***** Task material *****

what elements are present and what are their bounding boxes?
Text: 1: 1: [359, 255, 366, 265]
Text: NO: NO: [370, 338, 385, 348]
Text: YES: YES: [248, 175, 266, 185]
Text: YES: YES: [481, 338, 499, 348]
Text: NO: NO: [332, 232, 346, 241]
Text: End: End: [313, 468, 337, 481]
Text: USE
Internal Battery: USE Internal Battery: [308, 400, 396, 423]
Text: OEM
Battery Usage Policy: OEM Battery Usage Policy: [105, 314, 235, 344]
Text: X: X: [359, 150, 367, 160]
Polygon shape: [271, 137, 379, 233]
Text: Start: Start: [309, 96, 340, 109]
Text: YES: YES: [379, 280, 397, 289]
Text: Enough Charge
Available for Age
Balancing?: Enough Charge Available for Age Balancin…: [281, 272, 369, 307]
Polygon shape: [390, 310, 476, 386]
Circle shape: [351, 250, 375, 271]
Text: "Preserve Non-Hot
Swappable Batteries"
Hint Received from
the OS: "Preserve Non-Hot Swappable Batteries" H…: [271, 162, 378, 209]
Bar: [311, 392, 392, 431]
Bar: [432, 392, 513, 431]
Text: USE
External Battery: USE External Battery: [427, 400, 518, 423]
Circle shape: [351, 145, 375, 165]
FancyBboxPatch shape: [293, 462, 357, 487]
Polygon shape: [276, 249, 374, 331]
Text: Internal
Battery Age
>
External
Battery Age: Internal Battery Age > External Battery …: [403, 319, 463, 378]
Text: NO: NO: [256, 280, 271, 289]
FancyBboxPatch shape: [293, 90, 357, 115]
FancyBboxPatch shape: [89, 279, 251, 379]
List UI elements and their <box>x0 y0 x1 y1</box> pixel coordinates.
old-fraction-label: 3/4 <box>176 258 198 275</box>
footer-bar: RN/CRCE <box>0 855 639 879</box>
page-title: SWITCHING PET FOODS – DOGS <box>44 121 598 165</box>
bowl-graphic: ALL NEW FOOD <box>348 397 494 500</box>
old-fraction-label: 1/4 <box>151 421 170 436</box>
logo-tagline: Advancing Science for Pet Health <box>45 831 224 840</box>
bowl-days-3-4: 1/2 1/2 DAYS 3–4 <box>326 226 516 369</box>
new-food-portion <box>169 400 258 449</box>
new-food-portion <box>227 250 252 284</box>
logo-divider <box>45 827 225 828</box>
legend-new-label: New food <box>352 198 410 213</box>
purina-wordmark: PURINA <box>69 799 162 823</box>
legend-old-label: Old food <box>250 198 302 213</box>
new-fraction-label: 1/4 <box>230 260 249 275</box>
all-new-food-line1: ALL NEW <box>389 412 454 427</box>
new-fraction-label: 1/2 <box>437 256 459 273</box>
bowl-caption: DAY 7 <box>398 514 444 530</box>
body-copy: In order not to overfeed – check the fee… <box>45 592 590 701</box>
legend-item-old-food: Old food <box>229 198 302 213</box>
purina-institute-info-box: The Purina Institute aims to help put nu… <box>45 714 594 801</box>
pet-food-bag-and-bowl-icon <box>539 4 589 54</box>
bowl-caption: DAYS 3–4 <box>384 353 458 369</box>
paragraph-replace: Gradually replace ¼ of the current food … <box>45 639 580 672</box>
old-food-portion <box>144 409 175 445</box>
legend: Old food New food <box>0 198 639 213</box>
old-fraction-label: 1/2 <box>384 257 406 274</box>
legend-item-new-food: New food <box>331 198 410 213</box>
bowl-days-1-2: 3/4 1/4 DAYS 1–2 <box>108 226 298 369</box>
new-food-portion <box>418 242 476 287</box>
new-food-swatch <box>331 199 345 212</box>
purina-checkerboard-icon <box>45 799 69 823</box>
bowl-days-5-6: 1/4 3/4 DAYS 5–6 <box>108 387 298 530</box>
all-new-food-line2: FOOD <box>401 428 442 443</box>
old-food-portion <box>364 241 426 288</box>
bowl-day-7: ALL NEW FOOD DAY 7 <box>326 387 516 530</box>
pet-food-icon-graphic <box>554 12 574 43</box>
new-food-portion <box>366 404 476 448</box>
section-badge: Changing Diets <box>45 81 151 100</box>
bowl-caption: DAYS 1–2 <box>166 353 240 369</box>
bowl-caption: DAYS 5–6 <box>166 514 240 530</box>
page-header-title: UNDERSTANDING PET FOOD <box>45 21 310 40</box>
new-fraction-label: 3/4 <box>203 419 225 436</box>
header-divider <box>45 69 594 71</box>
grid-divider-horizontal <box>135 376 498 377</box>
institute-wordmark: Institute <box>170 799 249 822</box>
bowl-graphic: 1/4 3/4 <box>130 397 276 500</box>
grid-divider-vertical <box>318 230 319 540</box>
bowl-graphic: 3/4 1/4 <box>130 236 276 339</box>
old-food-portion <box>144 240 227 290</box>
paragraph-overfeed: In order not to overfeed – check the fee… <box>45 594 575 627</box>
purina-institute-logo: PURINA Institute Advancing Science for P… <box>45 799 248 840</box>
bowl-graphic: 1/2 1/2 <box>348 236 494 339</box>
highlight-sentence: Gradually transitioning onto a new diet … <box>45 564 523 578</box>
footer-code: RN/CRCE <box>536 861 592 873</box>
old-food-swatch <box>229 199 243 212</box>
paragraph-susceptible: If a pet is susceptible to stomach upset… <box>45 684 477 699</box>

*****

Rewrite all the items above, swapping every "Polygon shape" for "Diamond shape" and leaving everything else unchanged.

Correct result
what elements are present and what are their bounding boxes?
Text: 1: 1: [359, 255, 366, 265]
Text: NO: NO: [370, 338, 385, 348]
Text: YES: YES: [248, 175, 266, 185]
Text: YES: YES: [481, 338, 499, 348]
Text: NO: NO: [332, 232, 346, 241]
Text: End: End: [313, 468, 337, 481]
Text: USE
Internal Battery: USE Internal Battery: [308, 400, 396, 423]
Text: OEM
Battery Usage Policy: OEM Battery Usage Policy: [105, 314, 235, 344]
Text: X: X: [359, 150, 367, 160]
Diamond shape: [271, 137, 379, 233]
Text: Start: Start: [309, 96, 340, 109]
Text: YES: YES: [379, 280, 397, 289]
Text: Enough Charge
Available for Age
Balancing?: Enough Charge Available for Age Balancin…: [281, 272, 369, 307]
Diamond shape: [390, 310, 476, 386]
Circle shape: [351, 250, 375, 271]
Text: "Preserve Non-Hot
Swappable Batteries"
Hint Received from
the OS: "Preserve Non-Hot Swappable Batteries" H…: [271, 162, 378, 209]
Bar: [311, 392, 392, 431]
Bar: [432, 392, 513, 431]
Text: USE
External Battery: USE External Battery: [427, 400, 518, 423]
Circle shape: [351, 145, 375, 165]
FancyBboxPatch shape: [293, 462, 357, 487]
Diamond shape: [276, 249, 374, 331]
Text: Internal
Battery Age
>
External
Battery Age: Internal Battery Age > External Battery …: [403, 319, 463, 378]
Text: NO: NO: [256, 280, 271, 289]
FancyBboxPatch shape: [293, 90, 357, 115]
FancyBboxPatch shape: [89, 279, 251, 379]
List UI elements and their <box>x0 y0 x1 y1</box> pixel coordinates.
old-fraction-label: 3/4 <box>176 258 198 275</box>
footer-bar: RN/CRCE <box>0 855 639 879</box>
page-title: SWITCHING PET FOODS – DOGS <box>44 121 598 165</box>
bowl-graphic: ALL NEW FOOD <box>348 397 494 500</box>
old-fraction-label: 1/4 <box>151 421 170 436</box>
logo-tagline: Advancing Science for Pet Health <box>45 831 224 840</box>
bowl-days-3-4: 1/2 1/2 DAYS 3–4 <box>326 226 516 369</box>
new-food-portion <box>169 400 258 449</box>
new-food-portion <box>227 250 252 284</box>
logo-divider <box>45 827 225 828</box>
legend-new-label: New food <box>352 198 410 213</box>
purina-wordmark: PURINA <box>69 799 162 823</box>
legend-old-label: Old food <box>250 198 302 213</box>
new-fraction-label: 1/4 <box>230 260 249 275</box>
all-new-food-line1: ALL NEW <box>389 412 454 427</box>
new-fraction-label: 1/2 <box>437 256 459 273</box>
bowl-caption: DAY 7 <box>398 514 444 530</box>
body-copy: In order not to overfeed – check the fee… <box>45 592 590 701</box>
legend-item-old-food: Old food <box>229 198 302 213</box>
purina-institute-info-box: The Purina Institute aims to help put nu… <box>45 714 594 801</box>
pet-food-bag-and-bowl-icon <box>539 4 589 54</box>
bowl-caption: DAYS 3–4 <box>384 353 458 369</box>
paragraph-replace: Gradually replace ¼ of the current food … <box>45 639 580 672</box>
old-food-portion <box>144 409 175 445</box>
legend: Old food New food <box>0 198 639 213</box>
old-fraction-label: 1/2 <box>384 257 406 274</box>
legend-item-new-food: New food <box>331 198 410 213</box>
bowl-days-1-2: 3/4 1/4 DAYS 1–2 <box>108 226 298 369</box>
new-food-portion <box>418 242 476 287</box>
new-food-swatch <box>331 199 345 212</box>
purina-checkerboard-icon <box>45 799 69 823</box>
bowl-days-5-6: 1/4 3/4 DAYS 5–6 <box>108 387 298 530</box>
all-new-food-line2: FOOD <box>401 428 442 443</box>
old-food-portion <box>364 241 426 288</box>
bowl-day-7: ALL NEW FOOD DAY 7 <box>326 387 516 530</box>
pet-food-icon-graphic <box>554 12 574 43</box>
new-food-portion <box>366 404 476 448</box>
section-badge: Changing Diets <box>45 81 151 100</box>
bowl-caption: DAYS 1–2 <box>166 353 240 369</box>
bowl-caption: DAYS 5–6 <box>166 514 240 530</box>
page-header-title: UNDERSTANDING PET FOOD <box>45 21 310 40</box>
new-fraction-label: 3/4 <box>203 419 225 436</box>
header-divider <box>45 69 594 71</box>
grid-divider-horizontal <box>135 376 498 377</box>
institute-wordmark: Institute <box>170 799 249 822</box>
bowl-graphic: 1/4 3/4 <box>130 397 276 500</box>
grid-divider-vertical <box>318 230 319 540</box>
bowl-graphic: 3/4 1/4 <box>130 236 276 339</box>
old-food-portion <box>144 240 227 290</box>
paragraph-overfeed: In order not to overfeed – check the fee… <box>45 594 575 627</box>
purina-institute-logo: PURINA Institute Advancing Science for P… <box>45 799 248 840</box>
bowl-graphic: 1/2 1/2 <box>348 236 494 339</box>
highlight-sentence: Gradually transitioning onto a new diet … <box>45 564 523 578</box>
footer-code: RN/CRCE <box>536 861 592 873</box>
old-food-swatch <box>229 199 243 212</box>
paragraph-susceptible: If a pet is susceptible to stomach upset… <box>45 684 477 699</box>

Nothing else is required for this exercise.